■ **What is required**: Review the material and extract every line in which the word "value" occurs.

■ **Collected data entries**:
++++++++
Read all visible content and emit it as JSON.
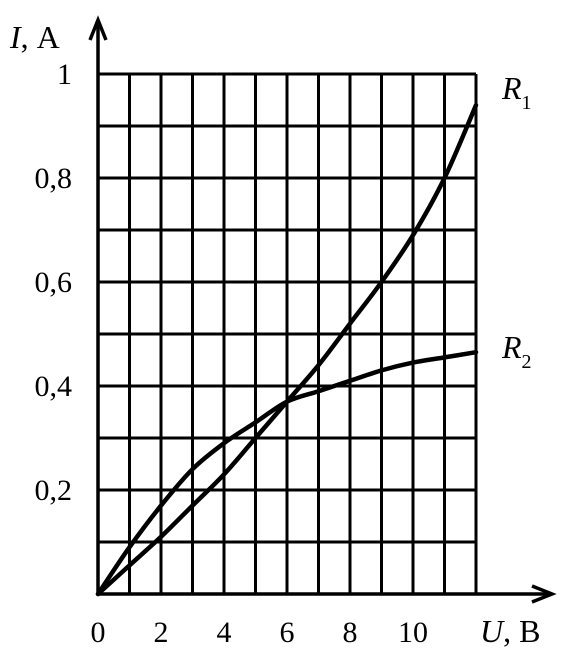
{
  "chart_data": {
    "type": "line",
    "title": "",
    "xlabel": {
      "symbol": "U",
      "unit": ", В"
    },
    "ylabel": {
      "symbol": "I",
      "unit": ", А"
    },
    "xlim": [
      0,
      12
    ],
    "ylim": [
      0,
      1
    ],
    "x_ticks": [
      "0",
      "2",
      "4",
      "6",
      "8",
      "10"
    ],
    "y_ticks": [
      {
        "value": 0.2,
        "label": "0,2"
      },
      {
        "value": 0.4,
        "label": "0,4"
      },
      {
        "value": 0.6,
        "label": "0,6"
      },
      {
        "value": 0.8,
        "label": "0,8"
      },
      {
        "value": 1.0,
        "label": "1"
      }
    ],
    "grid": true,
    "series": [
      {
        "name": "R",
        "subscript": "1",
        "x": [
          0,
          1,
          2,
          3,
          4,
          5,
          6,
          7,
          8,
          9,
          10,
          11,
          12
        ],
        "y": [
          0,
          0.055,
          0.11,
          0.17,
          0.23,
          0.3,
          0.37,
          0.44,
          0.52,
          0.6,
          0.69,
          0.8,
          0.94
        ]
      },
      {
        "name": "R",
        "subscript": "2",
        "x": [
          0,
          1,
          2,
          3,
          4,
          5,
          6,
          7,
          8,
          9,
          10,
          11,
          12
        ],
        "y": [
          0,
          0.09,
          0.17,
          0.24,
          0.29,
          0.33,
          0.37,
          0.39,
          0.41,
          0.43,
          0.445,
          0.455,
          0.465
        ]
      }
    ]
  }
}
++++++++
■ **In response**:
        "value": 0.2,
        "value": 0.4,
        "value": 0.6,
        "value": 0.8,
        "value": 1.0,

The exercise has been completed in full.